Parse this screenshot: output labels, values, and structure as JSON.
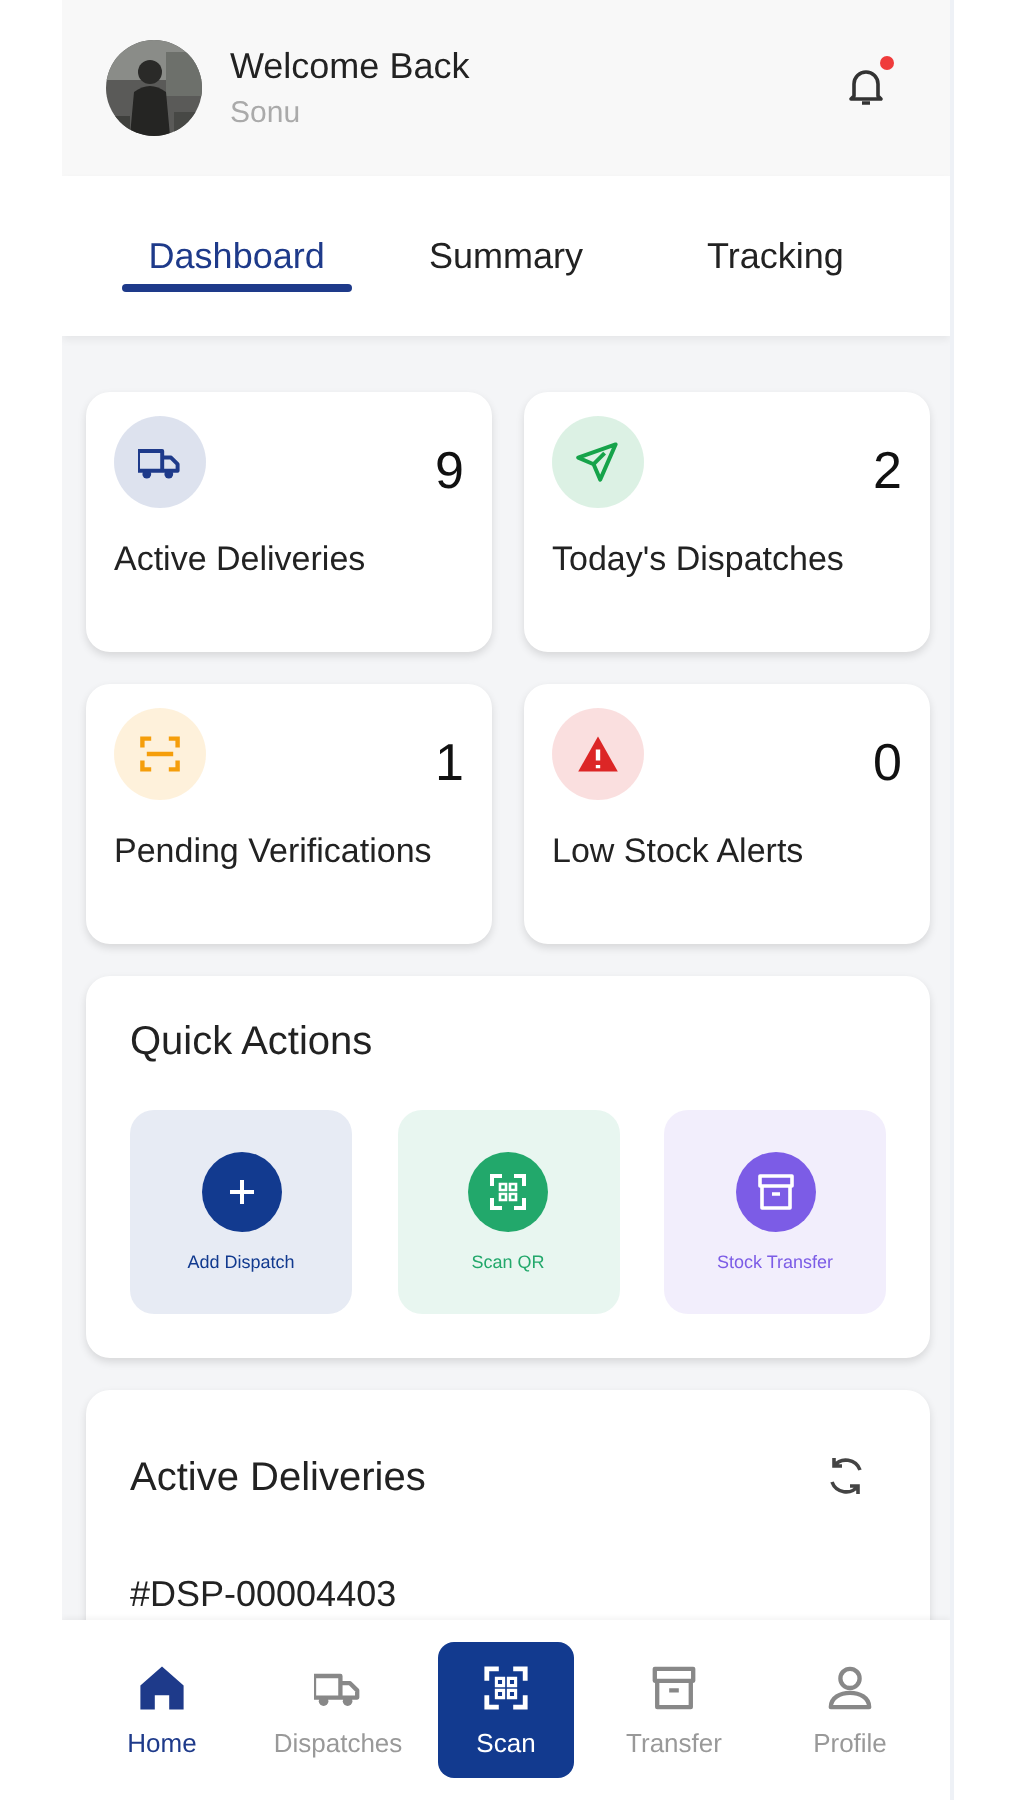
{
  "header": {
    "greeting": "Welcome Back",
    "user": "Sonu",
    "notification_unread": true
  },
  "tabs": [
    {
      "label": "Dashboard",
      "selected": true
    },
    {
      "label": "Summary",
      "selected": false
    },
    {
      "label": "Tracking",
      "selected": false
    }
  ],
  "stats": [
    {
      "kind": "truck",
      "color": "#1e3a8a",
      "value": "9",
      "label": "Active Deliveries"
    },
    {
      "kind": "send",
      "color": "#16a34a",
      "value": "2",
      "label": "Today's Dispatches"
    },
    {
      "kind": "scan",
      "color": "#f59e0b",
      "value": "1",
      "label": "Pending Verifications"
    },
    {
      "kind": "alert",
      "color": "#dc2626",
      "value": "0",
      "label": "Low Stock Alerts"
    }
  ],
  "quick_actions": {
    "title": "Quick Actions",
    "items": [
      {
        "kind": "plus",
        "color": "#123a8f",
        "label": "Add Dispatch"
      },
      {
        "kind": "qr",
        "color": "#22a86b",
        "label": "Scan QR"
      },
      {
        "kind": "archive",
        "color": "#7c5ce6",
        "label": "Stock Transfer"
      }
    ]
  },
  "active_deliveries": {
    "title": "Active Deliveries",
    "first_id": "#DSP-00004403"
  },
  "nav": [
    {
      "kind": "home",
      "label": "Home",
      "selected": true,
      "raised": false
    },
    {
      "kind": "truck",
      "label": "Dispatches",
      "selected": false,
      "raised": false
    },
    {
      "kind": "qr",
      "label": "Scan",
      "selected": false,
      "raised": true
    },
    {
      "kind": "archive",
      "label": "Transfer",
      "selected": false,
      "raised": false
    },
    {
      "kind": "user",
      "label": "Profile",
      "selected": false,
      "raised": false
    }
  ]
}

- TASK
Above are the records. Copy every line in them holding "Dispatches".

- WRITTEN RESPONSE
      "label": "Today's Dispatches"
      "label": "Dispatches",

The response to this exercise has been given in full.